— Aim —
Rewrite the lines from the first one through the line with "333, 177, 348]", changing every "sample-point" to "data-point" and leaving everything else as it stands. Return only those lines.
+ + + + +
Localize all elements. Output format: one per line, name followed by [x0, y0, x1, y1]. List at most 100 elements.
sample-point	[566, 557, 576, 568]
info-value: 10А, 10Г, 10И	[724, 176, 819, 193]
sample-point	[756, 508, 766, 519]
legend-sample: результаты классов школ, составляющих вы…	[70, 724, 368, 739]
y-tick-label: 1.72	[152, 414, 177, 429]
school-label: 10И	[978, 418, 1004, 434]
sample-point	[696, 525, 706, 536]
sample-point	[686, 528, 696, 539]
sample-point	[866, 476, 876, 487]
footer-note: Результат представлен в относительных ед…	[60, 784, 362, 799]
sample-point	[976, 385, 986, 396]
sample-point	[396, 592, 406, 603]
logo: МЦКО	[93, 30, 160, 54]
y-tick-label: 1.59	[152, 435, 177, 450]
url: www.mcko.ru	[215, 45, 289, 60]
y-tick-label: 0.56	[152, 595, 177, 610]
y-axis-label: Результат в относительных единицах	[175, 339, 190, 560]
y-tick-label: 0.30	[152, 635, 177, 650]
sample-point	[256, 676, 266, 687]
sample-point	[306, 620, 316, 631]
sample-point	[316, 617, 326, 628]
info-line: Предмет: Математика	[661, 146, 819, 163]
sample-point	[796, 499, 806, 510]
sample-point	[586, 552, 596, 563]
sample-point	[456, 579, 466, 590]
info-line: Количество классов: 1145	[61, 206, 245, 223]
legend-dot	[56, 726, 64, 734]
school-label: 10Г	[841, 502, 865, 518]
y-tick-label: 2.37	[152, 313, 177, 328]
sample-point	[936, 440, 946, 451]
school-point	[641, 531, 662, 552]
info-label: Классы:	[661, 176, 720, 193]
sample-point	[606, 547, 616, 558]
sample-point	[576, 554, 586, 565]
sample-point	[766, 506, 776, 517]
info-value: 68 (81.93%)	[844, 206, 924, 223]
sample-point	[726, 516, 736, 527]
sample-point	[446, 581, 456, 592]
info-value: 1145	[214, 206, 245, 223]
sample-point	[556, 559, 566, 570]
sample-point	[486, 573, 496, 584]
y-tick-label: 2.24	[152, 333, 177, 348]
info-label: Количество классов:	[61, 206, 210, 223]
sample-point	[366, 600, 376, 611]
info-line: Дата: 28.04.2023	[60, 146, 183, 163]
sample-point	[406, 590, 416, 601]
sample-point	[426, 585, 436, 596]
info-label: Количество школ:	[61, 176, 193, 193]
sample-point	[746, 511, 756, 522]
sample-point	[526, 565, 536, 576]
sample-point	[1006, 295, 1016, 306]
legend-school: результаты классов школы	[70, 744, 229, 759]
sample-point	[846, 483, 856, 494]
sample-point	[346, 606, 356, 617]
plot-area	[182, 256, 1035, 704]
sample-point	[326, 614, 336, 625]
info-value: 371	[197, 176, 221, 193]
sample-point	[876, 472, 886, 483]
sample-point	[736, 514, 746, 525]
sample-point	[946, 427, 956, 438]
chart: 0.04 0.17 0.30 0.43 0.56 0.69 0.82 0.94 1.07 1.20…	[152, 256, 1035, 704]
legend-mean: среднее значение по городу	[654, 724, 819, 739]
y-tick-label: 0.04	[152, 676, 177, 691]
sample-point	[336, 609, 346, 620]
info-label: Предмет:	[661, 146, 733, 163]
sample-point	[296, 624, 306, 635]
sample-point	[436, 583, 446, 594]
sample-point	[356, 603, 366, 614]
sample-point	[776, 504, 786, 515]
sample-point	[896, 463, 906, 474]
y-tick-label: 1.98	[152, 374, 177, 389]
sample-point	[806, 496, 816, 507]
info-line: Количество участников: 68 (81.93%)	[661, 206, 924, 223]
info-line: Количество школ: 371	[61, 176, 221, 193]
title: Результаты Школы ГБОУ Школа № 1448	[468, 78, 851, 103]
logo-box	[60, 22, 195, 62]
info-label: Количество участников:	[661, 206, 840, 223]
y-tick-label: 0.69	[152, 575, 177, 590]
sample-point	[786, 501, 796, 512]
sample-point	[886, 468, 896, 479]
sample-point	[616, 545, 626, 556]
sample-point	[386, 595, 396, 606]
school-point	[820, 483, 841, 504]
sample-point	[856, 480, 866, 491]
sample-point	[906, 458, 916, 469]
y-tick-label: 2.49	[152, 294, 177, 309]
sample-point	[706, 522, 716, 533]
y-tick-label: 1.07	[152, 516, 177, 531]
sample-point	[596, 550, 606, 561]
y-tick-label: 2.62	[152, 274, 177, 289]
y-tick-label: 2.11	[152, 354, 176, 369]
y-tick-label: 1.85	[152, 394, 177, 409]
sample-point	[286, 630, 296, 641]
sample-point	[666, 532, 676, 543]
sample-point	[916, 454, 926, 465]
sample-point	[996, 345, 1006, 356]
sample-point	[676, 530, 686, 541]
+ + + + +
— Written reply —
Localize all elements. Output format: one per line, name followed by [x0, y0, x1, y1]. List at most 100 elements.
data-point	[566, 557, 576, 568]
info-value: 10А, 10Г, 10И	[724, 176, 819, 193]
data-point	[756, 508, 766, 519]
legend-sample: результаты классов школ, составляющих вы…	[70, 724, 368, 739]
y-tick-label: 1.72	[152, 414, 177, 429]
school-label: 10И	[978, 418, 1004, 434]
data-point	[696, 525, 706, 536]
data-point	[686, 528, 696, 539]
data-point	[866, 476, 876, 487]
footer-note: Результат представлен в относительных ед…	[60, 784, 362, 799]
data-point	[976, 385, 986, 396]
data-point	[396, 592, 406, 603]
logo: МЦКО	[93, 30, 160, 54]
y-tick-label: 1.59	[152, 435, 177, 450]
url: www.mcko.ru	[215, 45, 289, 60]
y-tick-label: 0.56	[152, 595, 177, 610]
y-axis-label: Результат в относительных единицах	[175, 339, 190, 560]
y-tick-label: 0.30	[152, 635, 177, 650]
data-point	[256, 676, 266, 687]
data-point	[306, 620, 316, 631]
data-point	[316, 617, 326, 628]
info-line: Предмет: Математика	[661, 146, 819, 163]
data-point	[796, 499, 806, 510]
data-point	[586, 552, 596, 563]
data-point	[456, 579, 466, 590]
info-line: Количество классов: 1145	[61, 206, 245, 223]
legend-dot	[56, 726, 64, 734]
school-label: 10Г	[841, 502, 865, 518]
y-tick-label: 2.37	[152, 313, 177, 328]
data-point	[936, 440, 946, 451]
school-point	[641, 531, 662, 552]
info-label: Классы:	[661, 176, 720, 193]
data-point	[606, 547, 616, 558]
data-point	[576, 554, 586, 565]
data-point	[766, 506, 776, 517]
info-value: 68 (81.93%)	[844, 206, 924, 223]
data-point	[726, 516, 736, 527]
data-point	[446, 581, 456, 592]
info-value: 1145	[214, 206, 245, 223]
data-point	[556, 559, 566, 570]
data-point	[486, 573, 496, 584]
y-tick-label: 2.24	[152, 333, 177, 348]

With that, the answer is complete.